--- SOURCE PASSAGE ---

============

Untitled Document

SECURITIES AND EXCHANGE COMMISSION

Washington, D.C. 20549

 
FORM 6-K
 
Report of Foreign Private Issuer
Pursuant to Rule 13a-16 or 15d-16 of the
Securities Exchange Act of 1934
 

For the month of March, 2009

Commission File Number 1-14493


VIVO PARTICIPAÇÕES S.A.
(Exact name of registrant as specified in its charter)
 
VIVO Holding Company
(Translation of Registrant's name into English)
 
Av. Roque Petroni Jr., no.1464, 6th floor – part, "B"building
04707-000 - São Paulo, SP
Federative Republic of Brazil
(Address of principal executive office)

Indicate by check mark whether the registrant files or will file annual reports under cover Form 20-F or Form 40-F.  Form 20-F ___X___ Form 40-F _______

 Indicate by check mark whether the registrant by furnishing the information contained in this Form is also thereby furnishing the information to the Commission pursuant to Rule 12g3-2(b) under the Securities Exchange Act of 1934.  

Yes _______ No ___X____

 


VIVO PARTICIPAÇÕES S.A.
CNPJ/MF nº 02.558.074/0001-73 - NIRE 35.3.001.587.9-2
Publicly-held Company, with authorized capital

 

MINUTES OF THE EXTRAORDINARY MEETING OF THE BOARD OF DIRECTORS HELD ON MARCH 20, 2009

1. DATE, TIME AND PLACE: March 20, 2009, at 6:00 p.m., at Av. Roque Petroni Junior, 1464, 6th floor, Morumbi, São Paulo - SP.

============

--- TO DO ---
According to the Form 6-K filing, at what time did the extraordinary meeting of the board of directors take place on March 20, 2009?

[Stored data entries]
============

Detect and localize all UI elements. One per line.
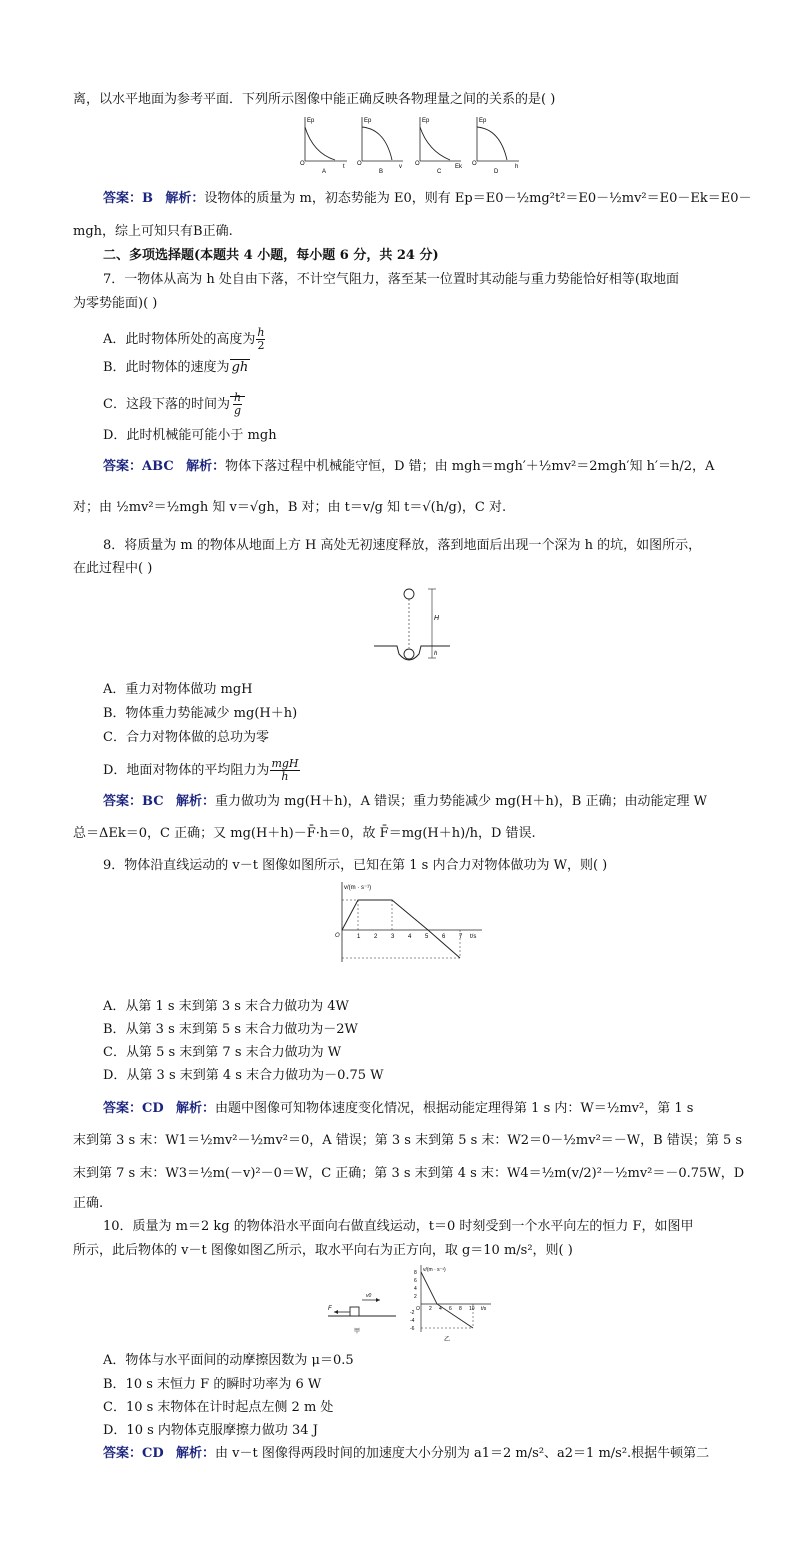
svg-text:Ek: Ek: [455, 164, 463, 170]
q7-option-c: [103, 392, 245, 417]
q6-graph-b: [357, 117, 403, 175]
x-tick-label: 7: [459, 934, 463, 940]
y-tick-label: 4: [414, 1286, 417, 1292]
q9-option-c: C．从第 5 s 末到第 7 s 末合力做功为 W: [103, 1045, 342, 1060]
svg-text:Ep: Ep: [479, 118, 487, 124]
answer-label: 答案：BC: [103, 794, 164, 809]
q7-option-b: [103, 360, 250, 376]
x-tick-label: 4: [439, 1306, 442, 1312]
q8-option-d: [103, 758, 301, 783]
option-text: C．这段下落的时间为: [103, 397, 230, 412]
q7-answer-line-2: 对；由 ½mv²＝½mgh 知 v＝√gh，B 对；由 t＝v/g 知 t＝√(h/g)，C 对.: [73, 500, 507, 515]
q8-option-b: B．物体重力势能减少 mg(H＋h): [103, 706, 298, 721]
y-tick-label: -4: [410, 1318, 415, 1324]
option-text: A．此时物体所处的高度为: [103, 332, 256, 347]
analysis-text: 物体下落过程中机械能守恒，D 错；由 mgh＝mgh′＋½mv²＝2mgh′知 h′＝h/2，A: [225, 459, 715, 474]
x-tick-label: 1: [357, 934, 361, 940]
q6-graph-d: [472, 117, 519, 175]
svg-text:O: O: [300, 161, 305, 167]
origin-label: O: [335, 933, 340, 939]
x-axis-label: t/s: [481, 1306, 487, 1312]
svg-text:F: F: [328, 1306, 332, 1312]
q10-stem-line-1: 10．质量为 m＝2 kg 的物体沿水平面向右做直线运动，t＝0 时刻受到一个水平向左的恒力 F，如图甲: [103, 1219, 694, 1234]
option-text: D．地面对物体的平均阻力为: [103, 763, 270, 778]
svg-text:甲: 甲: [354, 1329, 361, 1335]
q10-option-d: D．10 s 内物体克服摩擦力做功 34 J: [103, 1423, 318, 1438]
y-axis-label: v/(m · s⁻¹): [423, 1267, 446, 1273]
option-text: B．此时物体的速度为: [103, 360, 230, 375]
svg-text:Ep: Ep: [422, 118, 430, 124]
q6-answer-line-2: mgh，综上可知只有B正确.: [73, 224, 233, 239]
y-axis-label: v/(m · s⁻¹): [344, 885, 372, 891]
block: [350, 1307, 359, 1316]
q8-answer-line-1: [103, 794, 707, 810]
q8-diagram: [370, 582, 470, 674]
analysis-text: 由 v－t 图像得两段时间的加速度大小分别为 a1＝2 m/s²、a2＝1 m/s².根据牛顿第二: [215, 1446, 710, 1461]
svg-text:Ep: Ep: [307, 118, 315, 124]
x-tick-label: 4: [408, 934, 412, 940]
label-H: H: [434, 615, 440, 622]
answer-label: 答案：CD: [103, 1101, 164, 1116]
svg-text:O: O: [472, 161, 477, 167]
x-tick-label: 8: [459, 1306, 462, 1312]
analysis-label: 解析：: [186, 459, 226, 474]
analysis-text: 由题中图像可知物体速度变化情况，根据动能定理得第 1 s 内：W＝½mv²，第 1 s: [215, 1101, 694, 1116]
q10-option-b: B．10 s 末恒力 F 的瞬时功率为 6 W: [103, 1377, 322, 1392]
q10-vt-chart: [407, 1262, 495, 1344]
svg-text:Ep: Ep: [364, 118, 372, 124]
q6-graph-a: [300, 117, 347, 175]
q9-answer-line-4: 正确.: [73, 1196, 104, 1211]
x-tick-label: 2: [374, 934, 378, 940]
q8-option-a: A．重力对物体做功 mgH: [103, 682, 253, 697]
x-tick-label: 5: [425, 934, 429, 940]
svg-text:乙: 乙: [444, 1337, 451, 1343]
analysis-text: 设物体的质量为 m，初态势能为 E0，则有 Ep＝E0－½mg²t²＝E0－½mv²＝E0－Ek＝E0－: [204, 191, 752, 206]
x-axis-label: t/s: [470, 934, 477, 940]
q10-option-a: A．物体与水平面间的动摩擦因数为 μ＝0.5: [103, 1353, 354, 1368]
q7-stem-line-1: 7．一物体从高为 h 处自由下落，不计空气阻力，落至某一位置时其动能与重力势能恰好相等(取地面: [103, 272, 679, 287]
y-tick-label: -6: [410, 1326, 415, 1332]
sqrt-h-over-g: $\frac{h}{g}$: [230, 396, 245, 412]
svg-text:O: O: [415, 161, 420, 167]
x-tick-label: 6: [442, 934, 446, 940]
svg-text:v: v: [399, 164, 402, 170]
q7-option-a: [103, 327, 266, 352]
q9-vt-chart: [334, 880, 486, 966]
analysis-label: 解析：: [165, 191, 205, 206]
q8-stem-line-2: 在此过程中( ): [73, 561, 153, 576]
answer-label: 答案：ABC: [103, 459, 174, 474]
q9-option-b: B．从第 3 s 末到第 5 s 末合力做功为－2W: [103, 1022, 358, 1037]
x-tick-label: 10: [469, 1306, 475, 1312]
q9-option-a: A．从第 1 s 末到第 3 s 末合力做功为 4W: [103, 999, 349, 1014]
q10-figure-a: [326, 1288, 398, 1338]
question-6-stem-tail: 离，以水平地面为参考平面．下列所示图像中能正确反映各物理量之间的关系的是( ): [73, 92, 556, 107]
answer-label: 答案：B: [103, 191, 153, 206]
analysis-label: 解析：: [176, 1446, 216, 1461]
y-tick-label: -2: [410, 1310, 415, 1316]
q10-option-c: C．10 s 末物体在计时起点左侧 2 m 处: [103, 1400, 334, 1415]
x-tick-label: 6: [449, 1306, 452, 1312]
q8-answer-line-2: 总＝ΔEk＝0，C 正确；又 mg(H＋h)－F̄·h＝0，故 F̄＝mg(H＋h)/h，D 错误.: [73, 826, 536, 841]
svg-text:B: B: [379, 169, 384, 175]
q9-option-d: D．从第 3 s 末到第 4 s 末合力做功为－0.75 W: [103, 1068, 384, 1083]
y-tick-label: 2: [414, 1294, 417, 1300]
q9-answer-line-2: 末到第 3 s 末：W1＝½mv²－½mv²＝0，A 错误；第 3 s 末到第 5 s 末：W2＝0－½mv²＝－W，B 错误；第 5 s: [73, 1133, 743, 1148]
analysis-text: 重力做功为 mg(H＋h)，A 错误；重力势能减少 mg(H＋h)，B 正确；由动能定理 W: [215, 794, 707, 809]
vt-line: [421, 1272, 473, 1328]
svg-text:t: t: [343, 164, 345, 170]
sqrt-gh: gh: [231, 360, 249, 375]
x-tick-label: 2: [429, 1306, 432, 1312]
q8-option-c: C．合力对物体做的总功为零: [103, 730, 269, 745]
q9-answer-line-1: [103, 1101, 693, 1117]
q9-stem: 9．物体沿直线运动的 v－t 图像如图所示，已知在第 1 s 内合力对物体做功为 W，则( ): [103, 858, 608, 873]
q6-graph-c: [415, 117, 463, 175]
vt-line: [342, 900, 460, 958]
falling-ball: [404, 589, 414, 599]
q6-graph-options: [295, 113, 525, 175]
fraction: $\frac{\text{mgH}}{h}$: [271, 757, 299, 783]
analysis-label: 解析：: [176, 1101, 216, 1116]
q7-stem-line-2: 为零势能面)( ): [73, 296, 158, 311]
svg-text:O: O: [357, 161, 362, 167]
y-tick-label: 8: [414, 1270, 417, 1276]
q10-stem-line-2: 所示，此后物体的 v－t 图像如图乙所示，取水平向右为正方向，取 g＝10 m/s²，则( ): [73, 1243, 573, 1258]
section-title: 二、多项选择题(本题共 4 小题，每小题 6 分，共 24 分): [103, 248, 439, 263]
q7-answer-line-1: [103, 459, 714, 475]
svg-text:D: D: [494, 169, 499, 175]
q7-option-d: D．此时机械能可能小于 mgh: [103, 428, 277, 443]
analysis-label: 解析：: [175, 794, 215, 809]
label-h: h: [434, 651, 438, 657]
svg-text:C: C: [437, 169, 442, 175]
q10-answer-line-1: [103, 1446, 709, 1462]
origin-label: O: [416, 1306, 420, 1312]
svg-text:h: h: [515, 164, 519, 170]
q6-answer-line-1: [103, 191, 752, 207]
fraction: $\frac{h}{2}$: [257, 326, 265, 352]
q9-answer-line-3: 末到第 7 s 末：W3＝½m(－v)²－0＝W，C 正确；第 3 s 末到第 4 s 末：W4＝½m(v/2)²－½mv²＝－0.75W，D: [73, 1166, 745, 1181]
svg-text:v0: v0: [366, 1293, 372, 1299]
q8-stem-line-1: 8．将质量为 m 的物体从地面上方 H 高处无初速度释放，落到地面后出现一个深为 h 的坑，如图所示，: [103, 538, 702, 553]
answer-label: 答案：CD: [103, 1446, 164, 1461]
y-tick-label: 6: [414, 1278, 417, 1284]
x-tick-label: 3: [391, 934, 395, 940]
svg-text:A: A: [322, 169, 327, 175]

============

--- CORRECT OUTPUT ---
6:00 p.m.